| Figure contents as structured data |
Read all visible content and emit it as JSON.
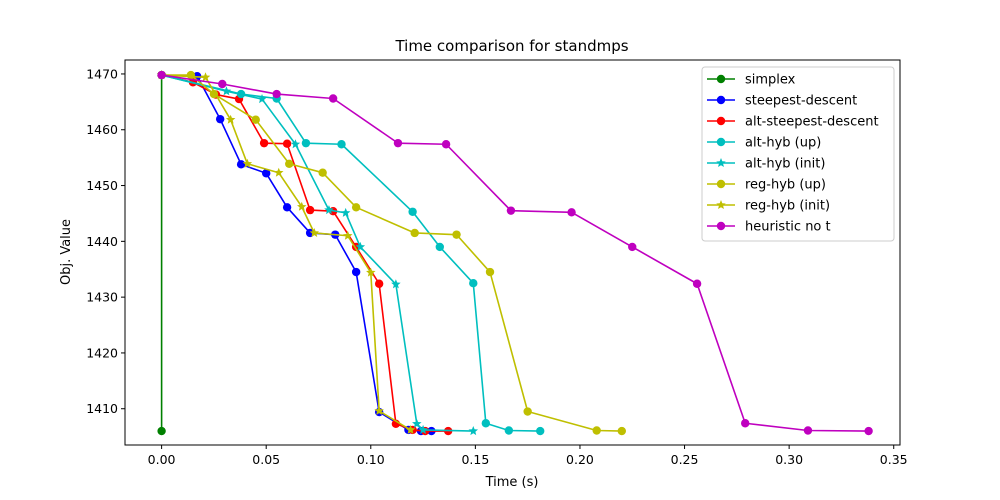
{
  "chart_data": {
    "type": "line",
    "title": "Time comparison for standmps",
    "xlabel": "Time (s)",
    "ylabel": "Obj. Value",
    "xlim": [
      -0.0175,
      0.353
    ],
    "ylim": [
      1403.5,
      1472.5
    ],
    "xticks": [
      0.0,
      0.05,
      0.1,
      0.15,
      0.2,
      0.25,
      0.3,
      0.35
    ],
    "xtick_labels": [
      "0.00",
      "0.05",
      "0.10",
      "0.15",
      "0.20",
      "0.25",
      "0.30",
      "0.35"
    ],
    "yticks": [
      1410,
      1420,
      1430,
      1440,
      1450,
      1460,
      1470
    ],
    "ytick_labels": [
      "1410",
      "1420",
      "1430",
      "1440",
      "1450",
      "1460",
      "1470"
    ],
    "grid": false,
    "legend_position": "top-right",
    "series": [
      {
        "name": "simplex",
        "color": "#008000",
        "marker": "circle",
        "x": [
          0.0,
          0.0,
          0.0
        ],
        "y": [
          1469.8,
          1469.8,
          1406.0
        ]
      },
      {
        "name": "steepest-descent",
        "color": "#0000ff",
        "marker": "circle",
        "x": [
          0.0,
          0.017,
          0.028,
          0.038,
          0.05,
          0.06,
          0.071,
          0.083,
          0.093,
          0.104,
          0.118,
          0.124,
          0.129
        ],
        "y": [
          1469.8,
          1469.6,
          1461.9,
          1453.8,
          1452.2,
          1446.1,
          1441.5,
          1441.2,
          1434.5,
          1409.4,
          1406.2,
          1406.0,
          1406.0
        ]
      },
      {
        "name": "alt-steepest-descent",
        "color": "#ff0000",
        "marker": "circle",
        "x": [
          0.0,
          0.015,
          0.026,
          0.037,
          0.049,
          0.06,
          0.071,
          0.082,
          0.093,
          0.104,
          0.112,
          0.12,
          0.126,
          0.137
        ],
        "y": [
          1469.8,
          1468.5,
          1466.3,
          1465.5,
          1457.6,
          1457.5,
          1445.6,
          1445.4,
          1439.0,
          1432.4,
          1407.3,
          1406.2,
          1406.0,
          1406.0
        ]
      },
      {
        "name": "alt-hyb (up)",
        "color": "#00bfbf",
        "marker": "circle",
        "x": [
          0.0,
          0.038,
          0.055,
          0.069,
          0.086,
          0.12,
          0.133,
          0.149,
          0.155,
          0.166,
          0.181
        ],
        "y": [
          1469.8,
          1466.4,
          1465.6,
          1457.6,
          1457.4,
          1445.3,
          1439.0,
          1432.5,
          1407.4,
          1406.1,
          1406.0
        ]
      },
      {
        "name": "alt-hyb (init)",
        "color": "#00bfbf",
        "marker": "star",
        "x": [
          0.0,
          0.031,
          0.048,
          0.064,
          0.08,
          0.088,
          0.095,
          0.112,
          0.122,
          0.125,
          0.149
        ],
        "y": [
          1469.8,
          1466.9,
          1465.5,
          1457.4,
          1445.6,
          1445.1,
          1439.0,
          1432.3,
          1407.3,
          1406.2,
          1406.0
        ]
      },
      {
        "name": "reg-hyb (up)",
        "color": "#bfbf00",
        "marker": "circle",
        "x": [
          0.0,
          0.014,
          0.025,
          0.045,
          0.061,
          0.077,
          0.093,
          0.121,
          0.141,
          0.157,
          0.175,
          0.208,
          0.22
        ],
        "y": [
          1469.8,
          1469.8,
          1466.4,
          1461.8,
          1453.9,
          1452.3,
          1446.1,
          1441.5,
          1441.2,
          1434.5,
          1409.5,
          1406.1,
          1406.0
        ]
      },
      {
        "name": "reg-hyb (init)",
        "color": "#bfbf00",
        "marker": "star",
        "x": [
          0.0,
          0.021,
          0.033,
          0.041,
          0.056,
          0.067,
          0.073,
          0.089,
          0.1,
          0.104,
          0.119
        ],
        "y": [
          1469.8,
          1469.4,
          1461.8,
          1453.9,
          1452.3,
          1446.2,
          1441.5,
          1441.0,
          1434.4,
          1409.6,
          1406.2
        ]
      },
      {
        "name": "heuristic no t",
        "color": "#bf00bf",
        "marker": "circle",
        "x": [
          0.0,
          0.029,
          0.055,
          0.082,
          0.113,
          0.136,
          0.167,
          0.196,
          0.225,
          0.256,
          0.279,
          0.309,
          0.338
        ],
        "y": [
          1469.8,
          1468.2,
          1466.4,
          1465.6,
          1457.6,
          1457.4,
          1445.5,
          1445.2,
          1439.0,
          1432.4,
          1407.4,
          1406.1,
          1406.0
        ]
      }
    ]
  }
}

* * *

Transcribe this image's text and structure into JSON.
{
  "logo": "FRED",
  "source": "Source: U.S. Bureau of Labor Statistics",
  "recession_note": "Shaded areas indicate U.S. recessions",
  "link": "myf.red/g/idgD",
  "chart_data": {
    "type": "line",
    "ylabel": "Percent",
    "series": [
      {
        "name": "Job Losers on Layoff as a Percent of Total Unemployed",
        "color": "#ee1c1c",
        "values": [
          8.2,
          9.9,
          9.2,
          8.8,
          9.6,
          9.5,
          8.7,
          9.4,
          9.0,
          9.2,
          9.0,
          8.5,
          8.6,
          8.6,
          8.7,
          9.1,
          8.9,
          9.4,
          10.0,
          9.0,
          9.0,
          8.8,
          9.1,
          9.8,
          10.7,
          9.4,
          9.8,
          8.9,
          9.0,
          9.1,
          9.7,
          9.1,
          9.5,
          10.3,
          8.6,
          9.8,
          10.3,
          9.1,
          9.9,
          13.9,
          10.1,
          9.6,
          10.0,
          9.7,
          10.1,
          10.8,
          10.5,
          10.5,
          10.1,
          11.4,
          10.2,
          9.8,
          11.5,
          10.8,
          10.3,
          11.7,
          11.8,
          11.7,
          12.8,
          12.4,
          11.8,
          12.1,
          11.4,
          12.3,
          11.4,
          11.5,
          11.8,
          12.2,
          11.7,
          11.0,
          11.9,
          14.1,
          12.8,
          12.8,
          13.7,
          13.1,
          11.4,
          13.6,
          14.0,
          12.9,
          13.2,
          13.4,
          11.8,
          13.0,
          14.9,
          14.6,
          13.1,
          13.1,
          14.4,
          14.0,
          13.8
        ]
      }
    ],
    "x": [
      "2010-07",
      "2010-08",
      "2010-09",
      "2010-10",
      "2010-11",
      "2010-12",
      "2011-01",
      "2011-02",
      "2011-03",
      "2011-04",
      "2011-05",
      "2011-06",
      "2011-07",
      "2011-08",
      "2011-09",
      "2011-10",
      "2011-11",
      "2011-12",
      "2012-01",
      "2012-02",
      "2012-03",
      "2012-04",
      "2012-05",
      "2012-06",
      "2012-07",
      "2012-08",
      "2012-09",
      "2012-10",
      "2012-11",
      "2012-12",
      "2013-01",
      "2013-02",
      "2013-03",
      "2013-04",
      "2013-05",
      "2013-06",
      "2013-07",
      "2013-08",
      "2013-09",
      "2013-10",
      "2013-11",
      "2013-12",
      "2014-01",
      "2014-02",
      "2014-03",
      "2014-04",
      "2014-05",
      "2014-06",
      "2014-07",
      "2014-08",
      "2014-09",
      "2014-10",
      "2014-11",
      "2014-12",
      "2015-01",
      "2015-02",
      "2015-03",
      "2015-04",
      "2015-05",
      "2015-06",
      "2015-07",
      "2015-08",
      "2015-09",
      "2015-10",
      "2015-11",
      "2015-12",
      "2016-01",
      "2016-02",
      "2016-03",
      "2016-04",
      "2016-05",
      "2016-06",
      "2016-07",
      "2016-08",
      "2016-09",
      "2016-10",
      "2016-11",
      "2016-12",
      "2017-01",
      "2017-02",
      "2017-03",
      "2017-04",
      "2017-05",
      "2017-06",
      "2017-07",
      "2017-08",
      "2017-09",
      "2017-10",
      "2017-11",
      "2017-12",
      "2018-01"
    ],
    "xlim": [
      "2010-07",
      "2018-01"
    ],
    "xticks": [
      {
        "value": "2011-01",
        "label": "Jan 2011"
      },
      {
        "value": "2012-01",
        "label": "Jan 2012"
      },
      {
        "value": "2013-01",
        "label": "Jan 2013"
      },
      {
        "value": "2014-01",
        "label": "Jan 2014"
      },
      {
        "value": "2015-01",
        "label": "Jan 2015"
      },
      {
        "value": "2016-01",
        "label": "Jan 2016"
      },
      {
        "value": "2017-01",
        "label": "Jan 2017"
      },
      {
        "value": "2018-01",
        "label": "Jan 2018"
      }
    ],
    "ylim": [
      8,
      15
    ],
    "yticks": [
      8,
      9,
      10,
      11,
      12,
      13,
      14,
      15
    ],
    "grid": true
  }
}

| The exercise |
Copy every line that contains the string "color".

| Output of the task |
        "color": "#008000",
        "color": "#0000ff",
        "color": "#ff0000",
        "color": "#00bfbf",
        "color": "#00bfbf",
        "color": "#bfbf00",
        "color": "#bfbf00",
        "color": "#bf00bf",
        "color": "#ee1c1c",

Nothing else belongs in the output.